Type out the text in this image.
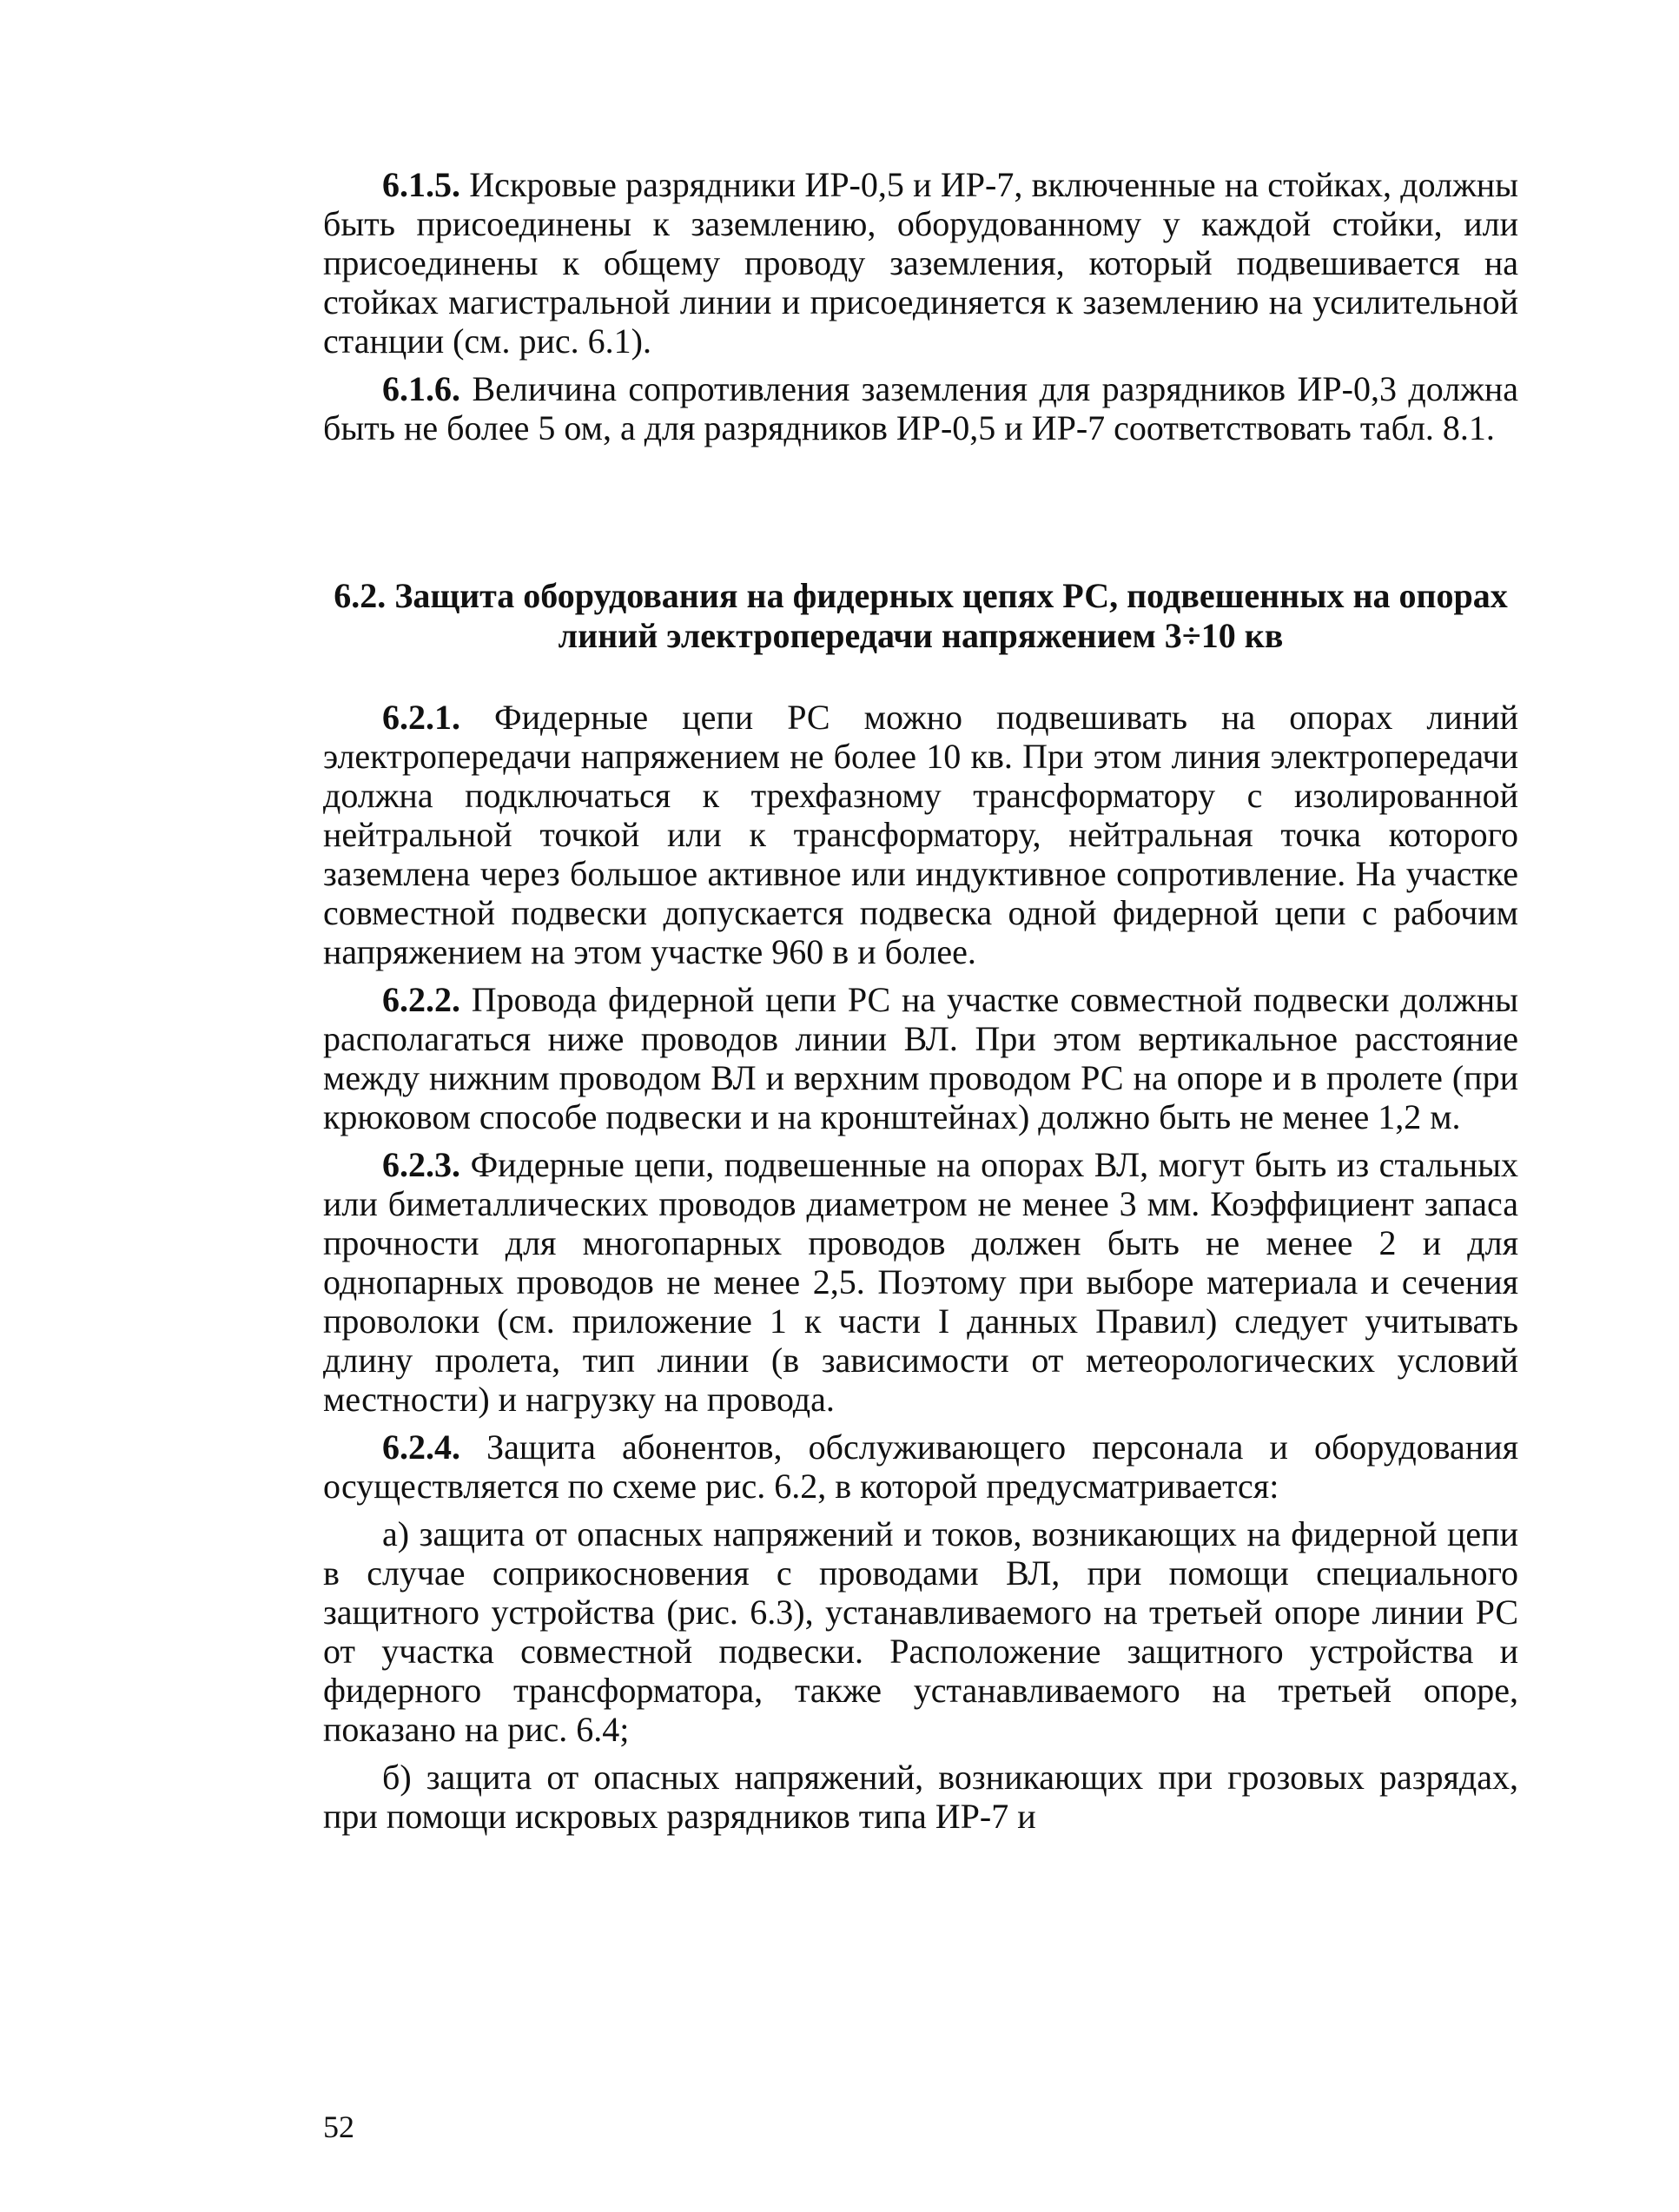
6.1.5. Искровые разрядники ИР-0,5 и ИР-7, включенные на стойках, должны быть присоединены к заземлению, оборудованному у каждой стойки, или присоединены к общему проводу заземления, который подвешивается на стойках магистральной линии и присоединяется к заземлению на усилительной станции (см. рис. 6.1).

6.1.6. Величина сопротивления заземления для разрядников ИР-0,3 должна быть не более 5 ом, а для разрядников ИР-0,5 и ИР-7 соответствовать табл. 8.1.

6.2. Защита оборудования на фидерных цепях РС, подвешенных на опорах линий электропередачи напряжением 3÷10 кв

6.2.1. Фидерные цепи РС можно подвешивать на опорах линий электропередачи напряжением не более 10 кв. При этом линия электропередачи должна подключаться к трехфазному трансформатору с изолированной нейтральной точкой или к трансформатору, нейтральная точка которого заземлена через большое активное или индуктивное сопротивление. На участке совместной подвески допускается подвеска одной фидерной цепи с рабочим напряжением на этом участке 960 в и более.

6.2.2. Провода фидерной цепи РС на участке совместной подвески должны располагаться ниже проводов линии ВЛ. При этом вертикальное расстояние между нижним проводом ВЛ и верхним проводом РС на опоре и в пролете (при крюковом способе подвески и на кронштейнах) должно быть не менее 1,2 м.

6.2.3. Фидерные цепи, подвешенные на опорах ВЛ, могут быть из стальных или биметаллических проводов диаметром не менее 3 мм. Коэффициент запаса прочности для многопарных проводов должен быть не менее 2 и для однопарных проводов не менее 2,5. Поэтому при выборе материала и сечения проволоки (см. приложение 1 к части I данных Правил) следует учитывать длину пролета, тип линии (в зависимости от метеорологических условий местности) и нагрузку на провода.

6.2.4. Защита абонентов, обслуживающего персонала и оборудования осуществляется по схеме рис. 6.2, в которой предусматривается:

а) защита от опасных напряжений и токов, возникающих на фидерной цепи в случае соприкосновения с проводами ВЛ, при помощи специального защитного устройства (рис. 6.3), устанавливаемого на третьей опоре линии РС от участка совместной подвески. Расположение защитного устройства и фидерного трансформатора, также устанавливаемого на третьей опоре, показано на рис. 6.4;

б) защита от опасных напряжений, возникающих при грозовых разрядах, при помощи искровых разрядников типа ИР-7 и

52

------------------------------------------------

> _WHAT THE TASK REQUIRES_
Which lines include the word "подвески"? List them all.

> _RESPONSE TO THIS EXERCISE_
6.2.1. Фидерные цепи РС можно подвешивать на опорах линий электропередачи напряжением не более 10 кв. При этом линия электропередачи должна подключаться к трехфазному трансформатору с изолированной нейтральной точкой или к трансформатору, нейтральная точка которого заземлена через большое активное или индуктивное сопротивление. На участке совместной подвески допускается подвеска одной фидерной цепи с рабочим напряжением на этом участке 960 в и более.
6.2.2. Провода фидерной цепи РС на участке совместной подвески должны располагаться ниже проводов линии ВЛ. При этом вертикальное расстояние между нижним проводом ВЛ и верхним проводом РС на опоре и в пролете (при крюковом способе подвески и на кронштейнах) должно быть не менее 1,2 м.
а) защита от опасных напряжений и токов, возникающих на фидерной цепи в случае соприкосновения с проводами ВЛ, при помощи специального защитного устройства (рис. 6.3), устанавливаемого на третьей опоре линии РС от участка совместной подвески. Расположение защитного устройства и фидерного трансформатора, также устанавливаемого на третьей опоре, показано на рис. 6.4;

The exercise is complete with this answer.